Exercise goal
Make an exact copy of all the entries below, with the pictures left out.

Given entries
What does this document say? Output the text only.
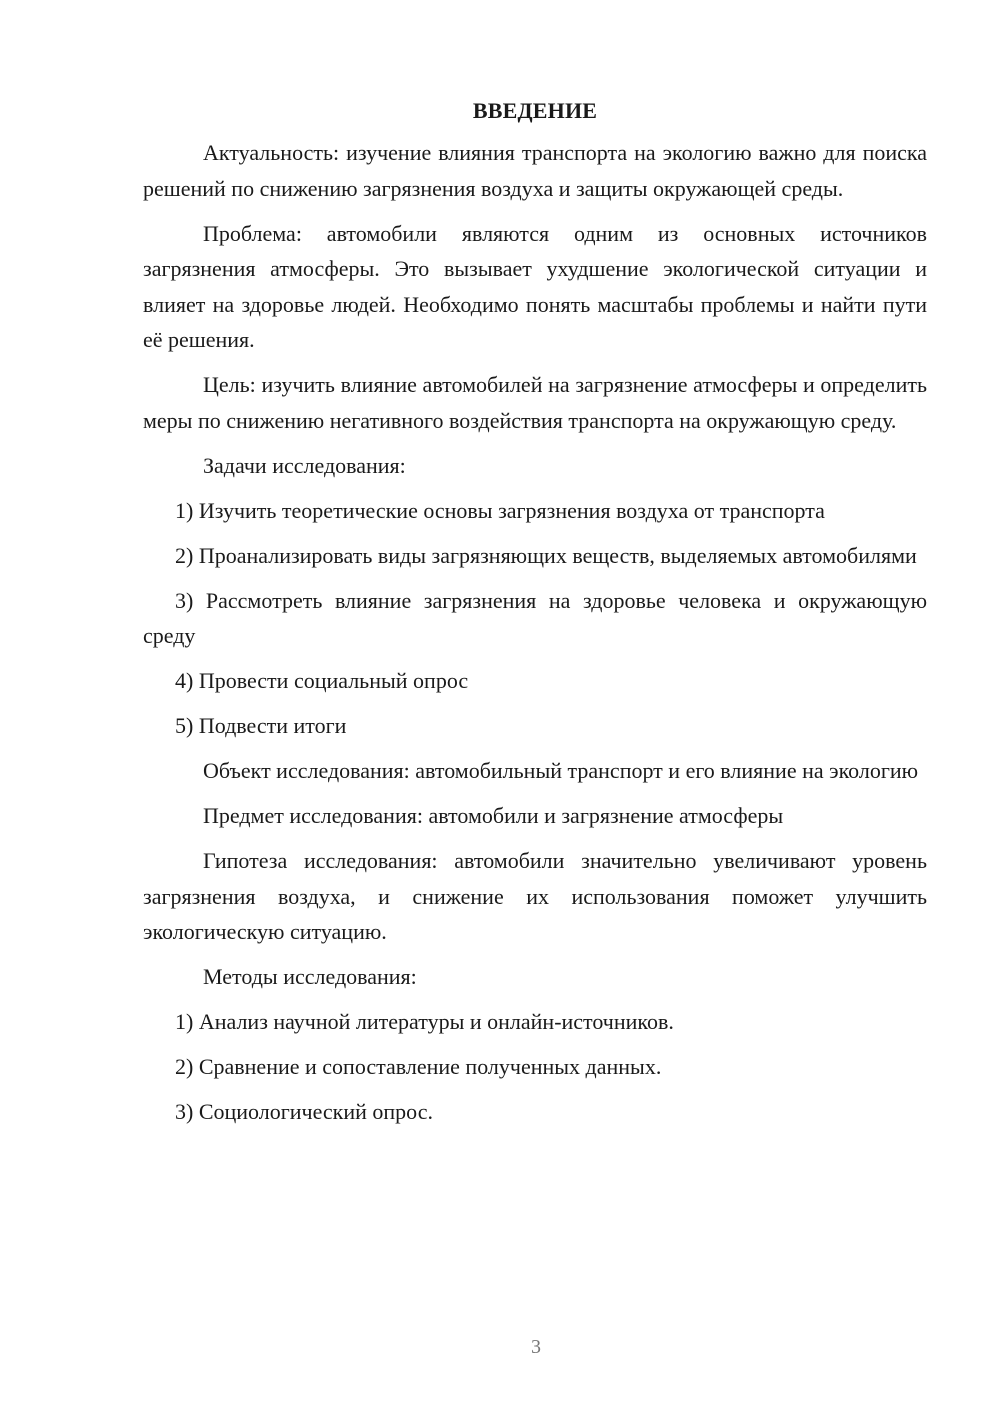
ВВЕДЕНИЕ

Актуальность: изучение влияния транспорта на экологию важно для поиска решений по снижению загрязнения воздуха и защиты окружающей среды.

Проблема: автомобили являются одним из основных источников загрязнения атмосферы. Это вызывает ухудшение экологической ситуации и влияет на здоровье людей. Необходимо понять масштабы проблемы и найти пути её решения.

Цель: изучить влияние автомобилей на загрязнение атмосферы и определить меры по снижению негативного воздействия транспорта на окружающую среду.

Задачи исследования:

1) Изучить теоретические основы загрязнения воздуха от транспорта

2) Проанализировать виды загрязняющих веществ, выделяемых автомобилями

3) Рассмотреть влияние загрязнения на здоровье человека и окружающую среду

4) Провести социальный опрос

5) Подвести итоги

Объект исследования: автомобильный транспорт и его влияние на экологию

Предмет исследования: автомобили и загрязнение атмосферы

Гипотеза исследования: автомобили значительно увеличивают уровень загрязнения воздуха, и снижение их использования поможет улучшить экологическую ситуацию.

Методы исследования:

1) Анализ научной литературы и онлайн-источников.

2) Сравнение и сопоставление полученных данных.

3) Социологический опрос.

3
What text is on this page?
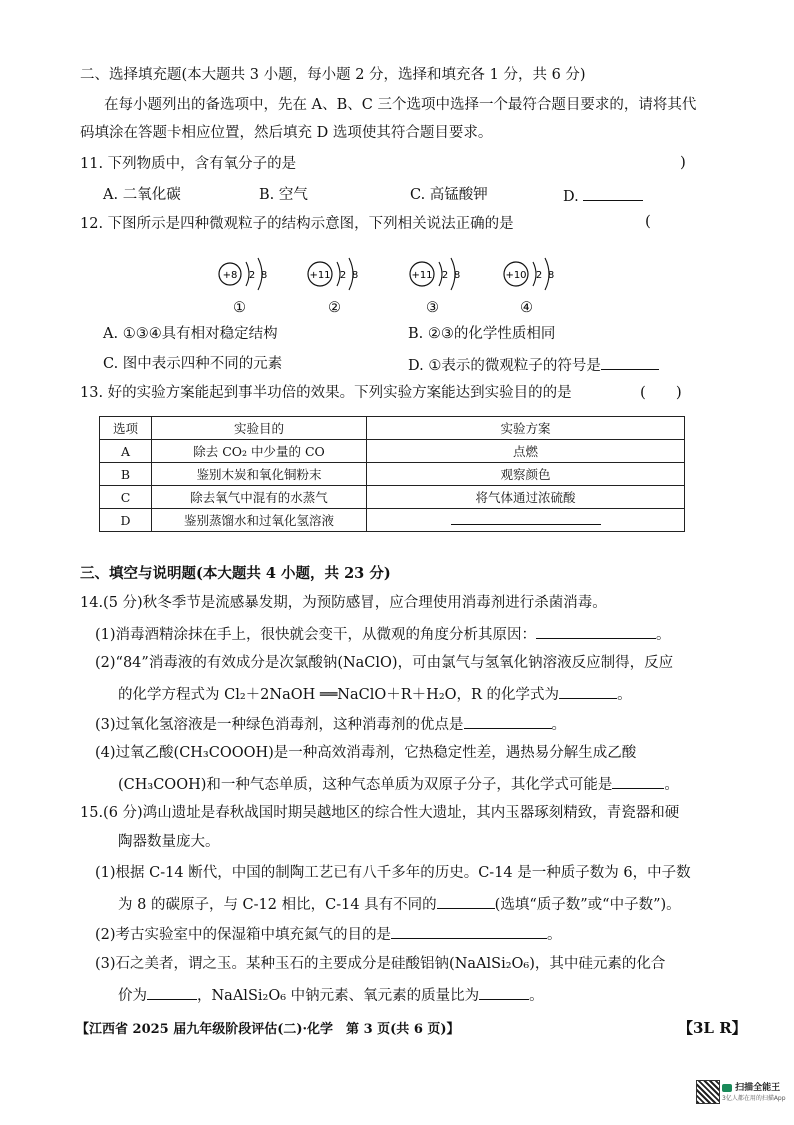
二、选择填充题(本大题共 3 小题，每小题 2 分，选择和填充各 1 分，共 6 分)
在每小题列出的备选项中，先在 A、B、C 三个选项中选择一个最符合题目要求的，请将其代
码填涂在答题卡相应位置，然后填充 D 选项使其符合题目要求。
11. 下列物质中，含有氧分子的是	)
A. 二氧化碳	B. 空气	C. 高锰酸钾	D.
12. 下图所示是四种微观粒子的结构示意图，下列相关说法正确的是	(
+8 2 8
①
+11 2 8
②
+11 2 8
③
+10 2 8
④
A. ①③④具有相对稳定结构	B. ②③的化学性质相同
C. 图中表示四种不同的元素	D. ①表示的微观粒子的符号是
13. 好的实验方案能起到事半功倍的效果。下列实验方案能达到实验目的的是	(　　)
选项	实验目的	实验方案
A	除去 CO₂ 中少量的 CO	点燃
B	鉴别木炭和氧化铜粉末	观察颜色
C	除去氧气中混有的水蒸气	将气体通过浓硫酸
D	鉴别蒸馏水和过氧化氢溶液	
三、填空与说明题(本大题共 4 小题，共 23 分)
14.(5 分)秋冬季节是流感暴发期，为预防感冒，应合理使用消毒剂进行杀菌消毒。
(1)消毒酒精涂抹在手上，很快就会变干，从微观的角度分析其原因：	。
(2)“84”消毒液的有效成分是次氯酸钠(NaClO)，可由氯气与氢氧化钠溶液反应制得，反应
的化学方程式为 Cl₂＋2NaOH ══NaClO＋R＋H₂O，R 的化学式为	。
(3)过氧化氢溶液是一种绿色消毒剂，这种消毒剂的优点是	。
(4)过氧乙酸(CH₃COOOH)是一种高效消毒剂，它热稳定性差，遇热易分解生成乙酸
(CH₃COOH)和一种气态单质，这种气态单质为双原子分子，其化学式可能是	。
15.(6 分)鸿山遗址是春秋战国时期吴越地区的综合性大遗址，其内玉器琢刻精致，青瓷器和硬
陶器数量庞大。
(1)根据 C-14 断代，中国的制陶工艺已有八千多年的历史。C-14 是一种质子数为 6，中子数
为 8 的碳原子，与 C-12 相比，C-14 具有不同的	(选填“质子数”或“中子数”)。
(2)考古实验室中的保湿箱中填充氮气的目的是	。
(3)石之美者，谓之玉。某种玉石的主要成分是硅酸铝钠(NaAlSi₂O₆)，其中硅元素的化合
价为	，NaAlSi₂O₆ 中钠元素、氧元素的质量比为	。
【江西省 2025 届九年级阶段评估(二)·化学　第 3 页(共 6 页)】	【3L R】
扫描全能王
3亿人都在用的扫描App
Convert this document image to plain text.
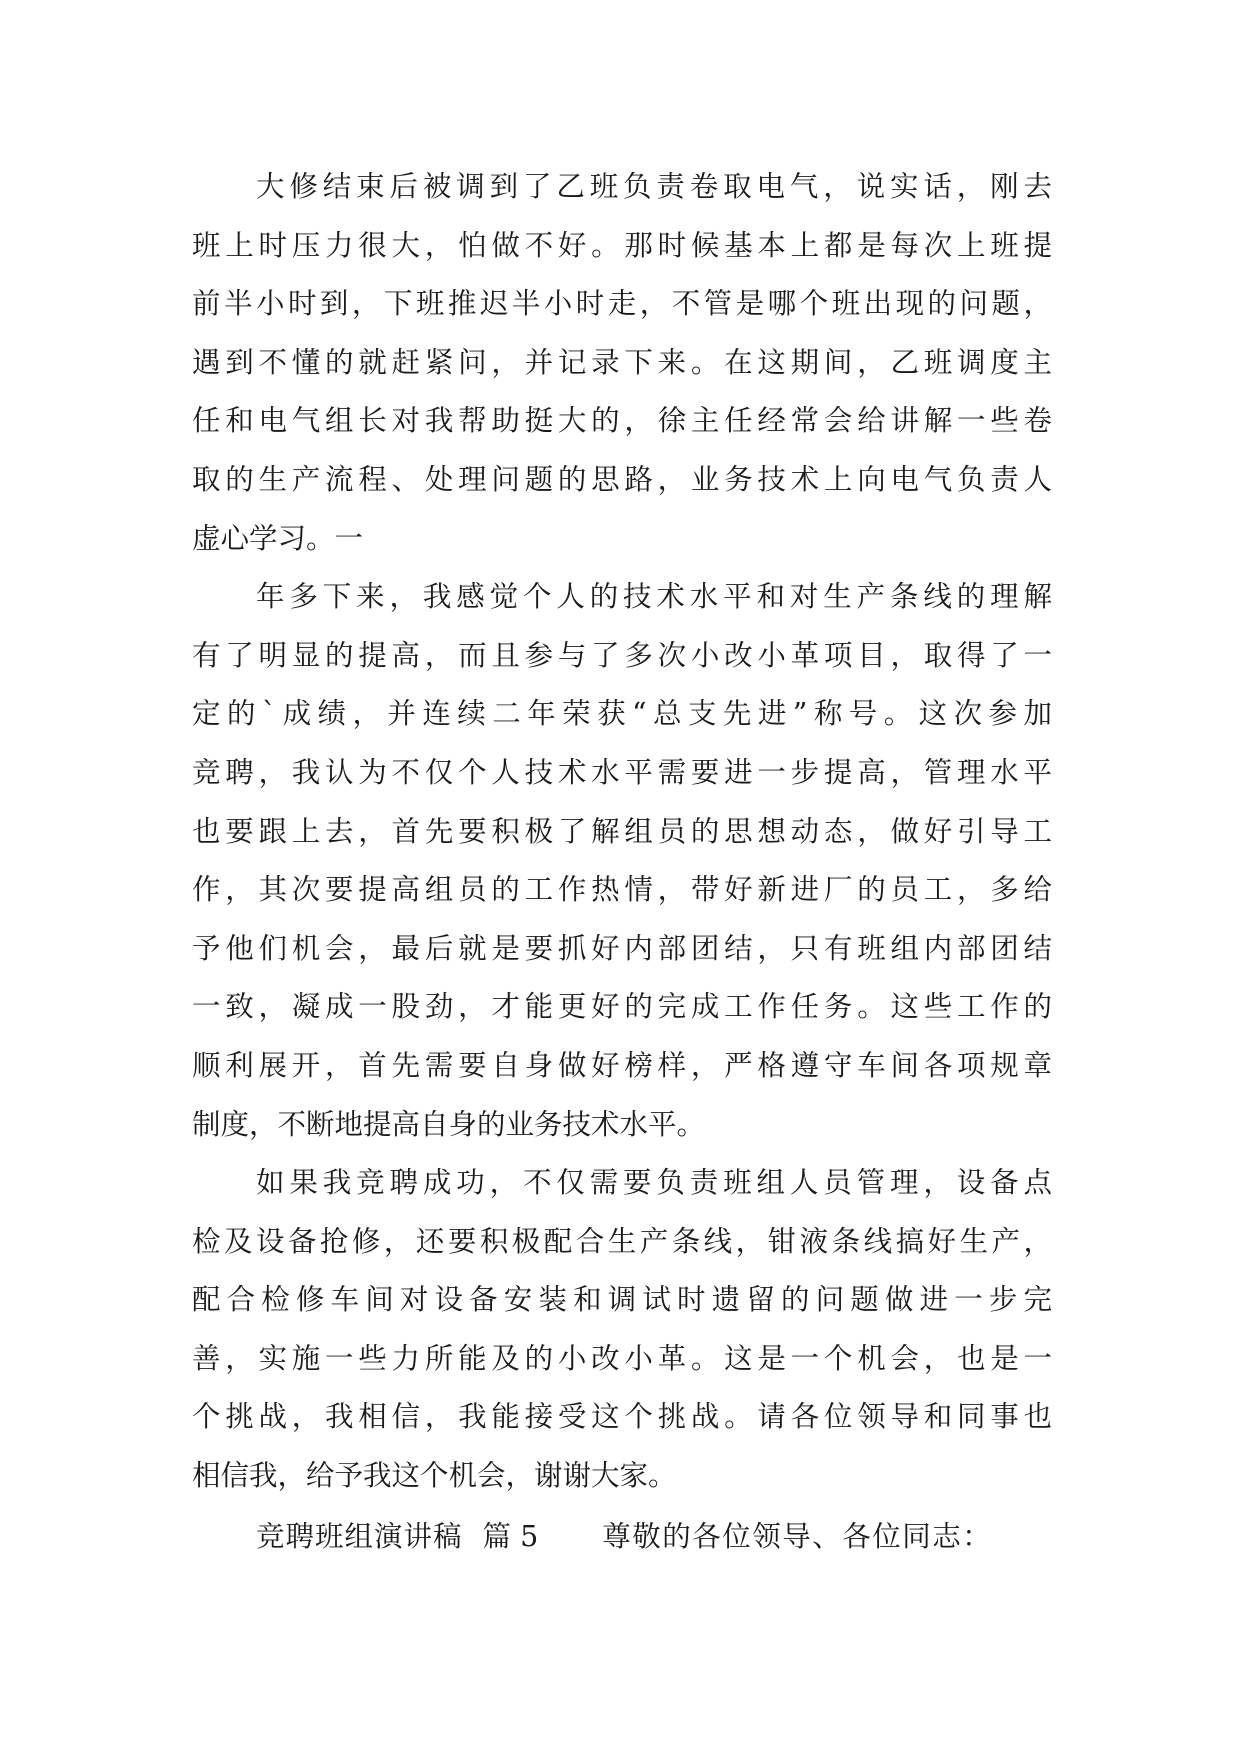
大修结束后被调到了乙班负责卷取电气，说实话，刚去
班上时压力很大，怕做不好。那时候基本上都是每次上班提
前半小时到，下班推迟半小时走，不管是哪个班出现的问题，
遇到不懂的就赶紧问，并记录下来。在这期间，乙班调度主
任和电气组长对我帮助挺大的，徐主任经常会给讲解一些卷
取的生产流程、处理问题的思路，业务技术上向电气负责人
虚心学习。一
年多下来，我感觉个人的技术水平和对生产条线的理解
有了明显的提高，而且参与了多次小改小革项目，取得了一
定的`成绩，并连续二年荣获“总支先进”称号。这次参加
竞聘，我认为不仅个人技术水平需要进一步提高，管理水平
也要跟上去，首先要积极了解组员的思想动态，做好引导工
作，其次要提高组员的工作热情，带好新进厂的员工，多给
予他们机会，最后就是要抓好内部团结，只有班组内部团结
一致，凝成一股劲，才能更好的完成工作任务。这些工作的
顺利展开，首先需要自身做好榜样，严格遵守车间各项规章
制度，不断地提高自身的业务技术水平。
如果我竞聘成功，不仅需要负责班组人员管理，设备点
检及设备抢修，还要积极配合生产条线，钳液条线搞好生产，
配合检修车间对设备安装和调试时遗留的问题做进一步完
善，实施一些力所能及的小改小革。这是一个机会，也是一
个挑战，我相信，我能接受这个挑战。请各位领导和同事也
相信我，给予我这个机会，谢谢大家。
竞聘班组演讲稿 篇 5 尊敬的各位领导、各位同志：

Complete answer
What does this document say? Output the text only.
ВВЕДЕНИЕ

Актуальность: изучение влияния транспорта на экологию важно для поиска решений по снижению загрязнения воздуха и защиты окружающей среды.

Проблема: автомобили являются одним из основных источников загрязнения атмосферы. Это вызывает ухудшение экологической ситуации и влияет на здоровье людей. Необходимо понять масштабы проблемы и найти пути её решения.

Цель: изучить влияние автомобилей на загрязнение атмосферы и определить меры по снижению негативного воздействия транспорта на окружающую среду.

Задачи исследования:

1) Изучить теоретические основы загрязнения воздуха от транспорта

2) Проанализировать виды загрязняющих веществ, выделяемых автомобилями

3) Рассмотреть влияние загрязнения на здоровье человека и окружающую среду

4) Провести социальный опрос

5) Подвести итоги

Объект исследования: автомобильный транспорт и его влияние на экологию

Предмет исследования: автомобили и загрязнение атмосферы

Гипотеза исследования: автомобили значительно увеличивают уровень загрязнения воздуха, и снижение их использования поможет улучшить экологическую ситуацию.

Методы исследования:

1) Анализ научной литературы и онлайн-источников.

2) Сравнение и сопоставление полученных данных.

3) Социологический опрос.

3
What text is on this page?
二、选择填充题(本大题共 3 小题，每小题 2 分，选择和填充各 1 分，共 6 分)
在每小题列出的备选项中，先在 A、B、C 三个选项中选择一个最符合题目要求的，请将其代
码填涂在答题卡相应位置，然后填充 D 选项使其符合题目要求。
11. 下列物质中，含有氧分子的是	)
A. 二氧化碳	B. 空气	C. 高锰酸钾	D.
12. 下图所示是四种微观粒子的结构示意图，下列相关说法正确的是	(
+8 2 8
①
+11 2 8
②
+11 2 8
③
+10 2 8
④
A. ①③④具有相对稳定结构	B. ②③的化学性质相同
C. 图中表示四种不同的元素	D. ①表示的微观粒子的符号是
13. 好的实验方案能起到事半功倍的效果。下列实验方案能达到实验目的的是	(　　)
选项	实验目的	实验方案
A	除去 CO₂ 中少量的 CO	点燃
B	鉴别木炭和氧化铜粉末	观察颜色
C	除去氧气中混有的水蒸气	将气体通过浓硫酸
D	鉴别蒸馏水和过氧化氢溶液	
三、填空与说明题(本大题共 4 小题，共 23 分)
14.(5 分)秋冬季节是流感暴发期，为预防感冒，应合理使用消毒剂进行杀菌消毒。
(1)消毒酒精涂抹在手上，很快就会变干，从微观的角度分析其原因：	。
(2)“84”消毒液的有效成分是次氯酸钠(NaClO)，可由氯气与氢氧化钠溶液反应制得，反应
的化学方程式为 Cl₂＋2NaOH ══NaClO＋R＋H₂O，R 的化学式为	。
(3)过氧化氢溶液是一种绿色消毒剂，这种消毒剂的优点是	。
(4)过氧乙酸(CH₃COOOH)是一种高效消毒剂，它热稳定性差，遇热易分解生成乙酸
(CH₃COOH)和一种气态单质，这种气态单质为双原子分子，其化学式可能是	。
15.(6 分)鸿山遗址是春秋战国时期吴越地区的综合性大遗址，其内玉器琢刻精致，青瓷器和硬
陶器数量庞大。
(1)根据 C-14 断代，中国的制陶工艺已有八千多年的历史。C-14 是一种质子数为 6，中子数
为 8 的碳原子，与 C-12 相比，C-14 具有不同的	(选填“质子数”或“中子数”)。
(2)考古实验室中的保湿箱中填充氮气的目的是	。
(3)石之美者，谓之玉。某种玉石的主要成分是硅酸铝钠(NaAlSi₂O₆)，其中硅元素的化合
价为	，NaAlSi₂O₆ 中钠元素、氧元素的质量比为	。
【江西省 2025 届九年级阶段评估(二)·化学　第 3 页(共 6 页)】	【3L R】
扫描全能王
3亿人都在用的扫描App
Convert this document image to plain text.
大修结束后被调到了乙班负责卷取电气，说实话，刚去
班上时压力很大，怕做不好。那时候基本上都是每次上班提
前半小时到，下班推迟半小时走，不管是哪个班出现的问题，
遇到不懂的就赶紧问，并记录下来。在这期间，乙班调度主
任和电气组长对我帮助挺大的，徐主任经常会给讲解一些卷
取的生产流程、处理问题的思路，业务技术上向电气负责人
虚心学习。一
年多下来，我感觉个人的技术水平和对生产条线的理解
有了明显的提高，而且参与了多次小改小革项目，取得了一
定的`成绩，并连续二年荣获“总支先进”称号。这次参加
竞聘，我认为不仅个人技术水平需要进一步提高，管理水平
也要跟上去，首先要积极了解组员的思想动态，做好引导工
作，其次要提高组员的工作热情，带好新进厂的员工，多给
予他们机会，最后就是要抓好内部团结，只有班组内部团结
一致，凝成一股劲，才能更好的完成工作任务。这些工作的
顺利展开，首先需要自身做好榜样，严格遵守车间各项规章
制度，不断地提高自身的业务技术水平。
如果我竞聘成功，不仅需要负责班组人员管理，设备点
检及设备抢修，还要积极配合生产条线，钳液条线搞好生产，
配合检修车间对设备安装和调试时遗留的问题做进一步完
善，实施一些力所能及的小改小革。这是一个机会，也是一
个挑战，我相信，我能接受这个挑战。请各位领导和同事也
相信我，给予我这个机会，谢谢大家。
竞聘班组演讲稿 篇 5 尊敬的各位领导、各位同志：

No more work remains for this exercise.